» WORK TO DO
Produce an exact copy of the lines from the line that contains "What does this" to the end of the listing below.

» DATA LISTING
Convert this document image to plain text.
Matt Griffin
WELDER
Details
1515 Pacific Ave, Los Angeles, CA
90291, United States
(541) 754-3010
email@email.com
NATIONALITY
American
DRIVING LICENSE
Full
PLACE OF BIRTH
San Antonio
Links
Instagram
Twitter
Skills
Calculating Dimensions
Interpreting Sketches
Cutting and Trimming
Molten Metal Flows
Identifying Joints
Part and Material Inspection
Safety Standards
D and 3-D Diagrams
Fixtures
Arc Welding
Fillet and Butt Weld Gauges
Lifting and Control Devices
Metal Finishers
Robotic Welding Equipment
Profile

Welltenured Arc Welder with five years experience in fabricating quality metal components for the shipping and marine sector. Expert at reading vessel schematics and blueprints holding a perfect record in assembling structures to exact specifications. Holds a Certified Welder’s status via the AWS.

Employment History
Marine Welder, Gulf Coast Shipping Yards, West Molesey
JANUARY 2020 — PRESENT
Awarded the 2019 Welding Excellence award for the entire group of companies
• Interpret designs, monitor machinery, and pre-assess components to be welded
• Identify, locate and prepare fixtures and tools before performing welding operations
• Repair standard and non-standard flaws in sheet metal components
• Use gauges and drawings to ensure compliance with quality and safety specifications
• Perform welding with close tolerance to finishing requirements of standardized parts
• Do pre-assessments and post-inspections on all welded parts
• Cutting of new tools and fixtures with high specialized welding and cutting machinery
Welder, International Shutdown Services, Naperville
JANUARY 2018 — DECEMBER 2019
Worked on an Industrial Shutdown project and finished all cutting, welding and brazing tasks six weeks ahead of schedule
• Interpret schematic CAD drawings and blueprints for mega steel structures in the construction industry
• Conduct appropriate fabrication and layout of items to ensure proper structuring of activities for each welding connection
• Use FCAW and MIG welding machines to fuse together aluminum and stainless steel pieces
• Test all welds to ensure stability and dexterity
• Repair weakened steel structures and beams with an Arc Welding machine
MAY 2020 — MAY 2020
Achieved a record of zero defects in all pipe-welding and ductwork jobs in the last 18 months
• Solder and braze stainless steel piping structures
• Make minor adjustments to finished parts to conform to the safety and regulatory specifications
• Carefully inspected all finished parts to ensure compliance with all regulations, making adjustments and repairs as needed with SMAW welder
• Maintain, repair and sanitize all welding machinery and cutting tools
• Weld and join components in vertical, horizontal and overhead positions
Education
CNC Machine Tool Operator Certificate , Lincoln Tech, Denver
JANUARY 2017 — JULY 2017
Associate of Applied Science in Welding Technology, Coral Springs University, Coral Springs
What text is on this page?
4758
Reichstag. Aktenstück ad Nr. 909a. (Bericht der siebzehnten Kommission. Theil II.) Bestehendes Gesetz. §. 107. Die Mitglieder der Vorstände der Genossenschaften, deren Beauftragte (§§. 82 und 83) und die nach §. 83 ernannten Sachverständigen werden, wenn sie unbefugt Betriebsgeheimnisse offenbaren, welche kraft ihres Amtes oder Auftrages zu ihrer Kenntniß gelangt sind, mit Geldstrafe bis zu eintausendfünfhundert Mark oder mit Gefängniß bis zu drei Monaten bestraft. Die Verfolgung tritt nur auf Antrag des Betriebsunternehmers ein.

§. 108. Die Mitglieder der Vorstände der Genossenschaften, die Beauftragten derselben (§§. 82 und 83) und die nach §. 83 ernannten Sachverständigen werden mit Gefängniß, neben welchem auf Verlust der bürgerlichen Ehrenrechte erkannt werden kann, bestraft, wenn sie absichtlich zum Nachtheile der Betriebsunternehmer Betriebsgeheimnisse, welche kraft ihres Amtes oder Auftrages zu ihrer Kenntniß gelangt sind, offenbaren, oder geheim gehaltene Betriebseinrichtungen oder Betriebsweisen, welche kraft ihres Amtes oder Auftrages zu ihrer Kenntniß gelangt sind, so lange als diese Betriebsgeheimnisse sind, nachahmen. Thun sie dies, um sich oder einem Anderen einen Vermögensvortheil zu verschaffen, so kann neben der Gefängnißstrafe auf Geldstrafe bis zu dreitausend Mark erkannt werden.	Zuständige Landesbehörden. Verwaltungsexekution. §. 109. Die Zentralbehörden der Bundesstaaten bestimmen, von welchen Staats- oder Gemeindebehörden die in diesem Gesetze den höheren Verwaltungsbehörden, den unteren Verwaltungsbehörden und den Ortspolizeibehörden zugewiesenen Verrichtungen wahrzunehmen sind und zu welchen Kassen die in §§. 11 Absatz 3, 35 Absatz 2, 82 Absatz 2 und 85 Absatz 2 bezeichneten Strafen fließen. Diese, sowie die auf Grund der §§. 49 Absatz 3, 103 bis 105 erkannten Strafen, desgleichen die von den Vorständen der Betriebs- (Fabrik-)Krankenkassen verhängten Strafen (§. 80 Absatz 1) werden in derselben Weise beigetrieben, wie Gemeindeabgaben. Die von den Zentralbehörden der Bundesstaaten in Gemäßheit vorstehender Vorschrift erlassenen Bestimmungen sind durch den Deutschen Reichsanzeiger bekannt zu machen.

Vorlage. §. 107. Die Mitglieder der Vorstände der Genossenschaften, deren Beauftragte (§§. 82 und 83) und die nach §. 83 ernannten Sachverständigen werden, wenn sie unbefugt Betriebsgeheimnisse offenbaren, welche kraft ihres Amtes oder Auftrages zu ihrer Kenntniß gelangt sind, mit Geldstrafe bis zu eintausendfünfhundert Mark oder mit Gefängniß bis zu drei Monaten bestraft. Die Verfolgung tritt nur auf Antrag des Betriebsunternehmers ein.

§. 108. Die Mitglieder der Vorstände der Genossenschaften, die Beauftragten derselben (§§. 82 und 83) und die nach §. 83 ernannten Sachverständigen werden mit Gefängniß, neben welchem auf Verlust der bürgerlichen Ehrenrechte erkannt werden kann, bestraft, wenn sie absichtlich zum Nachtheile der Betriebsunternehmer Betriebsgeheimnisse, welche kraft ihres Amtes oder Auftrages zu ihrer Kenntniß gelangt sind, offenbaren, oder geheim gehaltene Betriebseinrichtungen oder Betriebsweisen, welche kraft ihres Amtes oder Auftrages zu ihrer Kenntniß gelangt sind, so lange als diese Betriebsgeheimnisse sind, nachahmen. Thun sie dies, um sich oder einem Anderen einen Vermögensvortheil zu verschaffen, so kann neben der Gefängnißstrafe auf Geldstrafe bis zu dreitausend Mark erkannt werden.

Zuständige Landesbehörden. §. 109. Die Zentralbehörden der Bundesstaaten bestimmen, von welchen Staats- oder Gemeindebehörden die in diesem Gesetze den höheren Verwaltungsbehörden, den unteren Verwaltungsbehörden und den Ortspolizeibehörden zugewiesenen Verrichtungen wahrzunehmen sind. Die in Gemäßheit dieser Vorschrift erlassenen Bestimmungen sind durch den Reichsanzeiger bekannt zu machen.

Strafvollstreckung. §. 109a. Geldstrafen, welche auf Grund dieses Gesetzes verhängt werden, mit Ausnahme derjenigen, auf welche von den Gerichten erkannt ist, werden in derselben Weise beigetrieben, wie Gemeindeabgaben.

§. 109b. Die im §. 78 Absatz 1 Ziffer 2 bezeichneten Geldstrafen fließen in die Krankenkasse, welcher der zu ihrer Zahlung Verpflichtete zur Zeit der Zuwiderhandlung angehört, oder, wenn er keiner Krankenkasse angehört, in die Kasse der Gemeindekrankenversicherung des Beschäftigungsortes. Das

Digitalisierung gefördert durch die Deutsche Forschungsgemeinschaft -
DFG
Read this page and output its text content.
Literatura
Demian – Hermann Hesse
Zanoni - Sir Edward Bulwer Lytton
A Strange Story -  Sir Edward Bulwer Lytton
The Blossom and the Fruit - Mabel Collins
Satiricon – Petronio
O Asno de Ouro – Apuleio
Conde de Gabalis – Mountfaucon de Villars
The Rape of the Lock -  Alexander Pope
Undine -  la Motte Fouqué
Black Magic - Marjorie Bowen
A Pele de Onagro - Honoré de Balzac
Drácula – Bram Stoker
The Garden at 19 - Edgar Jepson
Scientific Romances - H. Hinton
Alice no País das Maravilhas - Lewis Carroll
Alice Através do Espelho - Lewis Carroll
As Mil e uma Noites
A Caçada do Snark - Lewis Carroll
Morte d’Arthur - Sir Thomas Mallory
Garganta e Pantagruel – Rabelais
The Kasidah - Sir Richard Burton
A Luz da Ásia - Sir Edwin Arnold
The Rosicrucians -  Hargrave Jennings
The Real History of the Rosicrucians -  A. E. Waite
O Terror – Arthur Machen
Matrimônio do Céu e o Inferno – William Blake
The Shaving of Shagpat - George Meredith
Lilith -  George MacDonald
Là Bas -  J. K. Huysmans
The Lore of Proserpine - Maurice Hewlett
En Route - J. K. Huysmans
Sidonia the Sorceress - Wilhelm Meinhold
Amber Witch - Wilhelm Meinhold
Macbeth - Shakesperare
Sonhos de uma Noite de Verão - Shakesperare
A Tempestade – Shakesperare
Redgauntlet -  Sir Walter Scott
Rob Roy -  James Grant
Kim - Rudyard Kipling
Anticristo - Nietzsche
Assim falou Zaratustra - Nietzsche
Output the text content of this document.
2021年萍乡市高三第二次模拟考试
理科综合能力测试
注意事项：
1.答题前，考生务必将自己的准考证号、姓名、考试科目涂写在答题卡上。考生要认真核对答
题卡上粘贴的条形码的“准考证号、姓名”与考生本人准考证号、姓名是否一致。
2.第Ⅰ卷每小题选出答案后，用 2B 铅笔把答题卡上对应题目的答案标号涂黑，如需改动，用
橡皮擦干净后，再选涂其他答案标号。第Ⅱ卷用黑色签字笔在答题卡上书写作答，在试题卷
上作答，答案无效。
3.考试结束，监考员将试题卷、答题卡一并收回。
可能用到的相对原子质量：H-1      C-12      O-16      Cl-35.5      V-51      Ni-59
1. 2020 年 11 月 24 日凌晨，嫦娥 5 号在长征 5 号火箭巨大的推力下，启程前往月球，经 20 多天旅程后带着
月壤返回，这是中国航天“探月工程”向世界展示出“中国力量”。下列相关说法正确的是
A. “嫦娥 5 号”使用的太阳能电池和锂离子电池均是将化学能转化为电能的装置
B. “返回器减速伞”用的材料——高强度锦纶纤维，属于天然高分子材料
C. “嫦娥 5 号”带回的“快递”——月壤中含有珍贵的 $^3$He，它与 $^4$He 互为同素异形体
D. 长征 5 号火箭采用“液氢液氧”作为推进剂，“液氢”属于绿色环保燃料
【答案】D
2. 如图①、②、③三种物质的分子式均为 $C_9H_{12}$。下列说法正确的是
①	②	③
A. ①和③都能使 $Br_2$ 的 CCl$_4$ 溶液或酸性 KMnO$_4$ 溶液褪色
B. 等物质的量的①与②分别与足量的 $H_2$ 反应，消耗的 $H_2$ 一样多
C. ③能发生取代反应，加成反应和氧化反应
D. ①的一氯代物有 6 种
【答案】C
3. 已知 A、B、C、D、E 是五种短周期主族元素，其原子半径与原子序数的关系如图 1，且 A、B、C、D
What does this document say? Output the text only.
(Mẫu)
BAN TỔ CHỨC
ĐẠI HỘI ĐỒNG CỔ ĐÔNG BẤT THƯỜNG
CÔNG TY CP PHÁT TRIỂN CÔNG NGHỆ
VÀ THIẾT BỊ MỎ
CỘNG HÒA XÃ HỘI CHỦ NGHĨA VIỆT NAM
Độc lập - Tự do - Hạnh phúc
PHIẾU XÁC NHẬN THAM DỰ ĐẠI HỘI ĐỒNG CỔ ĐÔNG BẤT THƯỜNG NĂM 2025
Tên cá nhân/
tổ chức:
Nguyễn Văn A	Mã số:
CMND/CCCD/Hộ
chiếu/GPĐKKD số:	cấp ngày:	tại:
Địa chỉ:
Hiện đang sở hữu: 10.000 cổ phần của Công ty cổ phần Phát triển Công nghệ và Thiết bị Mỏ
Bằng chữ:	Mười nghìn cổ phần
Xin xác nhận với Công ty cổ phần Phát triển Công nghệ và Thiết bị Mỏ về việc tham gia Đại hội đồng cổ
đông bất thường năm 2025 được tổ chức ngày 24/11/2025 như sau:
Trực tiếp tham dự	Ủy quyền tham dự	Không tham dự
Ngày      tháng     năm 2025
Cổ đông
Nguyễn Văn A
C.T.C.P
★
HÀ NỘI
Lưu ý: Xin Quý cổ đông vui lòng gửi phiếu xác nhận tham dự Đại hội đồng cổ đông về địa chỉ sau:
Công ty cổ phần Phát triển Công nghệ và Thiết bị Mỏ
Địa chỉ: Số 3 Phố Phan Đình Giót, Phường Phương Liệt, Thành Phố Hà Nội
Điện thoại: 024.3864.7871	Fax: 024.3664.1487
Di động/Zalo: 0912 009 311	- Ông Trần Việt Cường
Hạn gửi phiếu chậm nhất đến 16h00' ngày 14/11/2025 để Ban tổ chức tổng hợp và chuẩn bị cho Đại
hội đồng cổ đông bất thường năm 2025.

» RESULT OF THIS TASK
What does this document say? Output the text only.
(Mẫu)
BAN TỔ CHỨC
ĐẠI HỘI ĐỒNG CỔ ĐÔNG BẤT THƯỜNG
CÔNG TY CP PHÁT TRIỂN CÔNG NGHỆ
VÀ THIẾT BỊ MỎ
CỘNG HÒA XÃ HỘI CHỦ NGHĨA VIỆT NAM
Độc lập - Tự do - Hạnh phúc
PHIẾU XÁC NHẬN THAM DỰ ĐẠI HỘI ĐỒNG CỔ ĐÔNG BẤT THƯỜNG NĂM 2025
Tên cá nhân/
tổ chức:
Nguyễn Văn A	Mã số:
CMND/CCCD/Hộ
chiếu/GPĐKKD số:	cấp ngày:	tại:
Địa chỉ:
Hiện đang sở hữu: 10.000 cổ phần của Công ty cổ phần Phát triển Công nghệ và Thiết bị Mỏ
Bằng chữ:	Mười nghìn cổ phần
Xin xác nhận với Công ty cổ phần Phát triển Công nghệ và Thiết bị Mỏ về việc tham gia Đại hội đồng cổ
đông bất thường năm 2025 được tổ chức ngày 24/11/2025 như sau:
Trực tiếp tham dự	Ủy quyền tham dự	Không tham dự
Ngày      tháng     năm 2025
Cổ đông
Nguyễn Văn A
C.T.C.P
★
HÀ NỘI
Lưu ý: Xin Quý cổ đông vui lòng gửi phiếu xác nhận tham dự Đại hội đồng cổ đông về địa chỉ sau:
Công ty cổ phần Phát triển Công nghệ và Thiết bị Mỏ
Địa chỉ: Số 3 Phố Phan Đình Giót, Phường Phương Liệt, Thành Phố Hà Nội
Điện thoại: 024.3864.7871	Fax: 024.3664.1487
Di động/Zalo: 0912 009 311	- Ông Trần Việt Cường
Hạn gửi phiếu chậm nhất đến 16h00' ngày 14/11/2025 để Ban tổ chức tổng hợp và chuẩn bị cho Đại
hội đồng cổ đông bất thường năm 2025.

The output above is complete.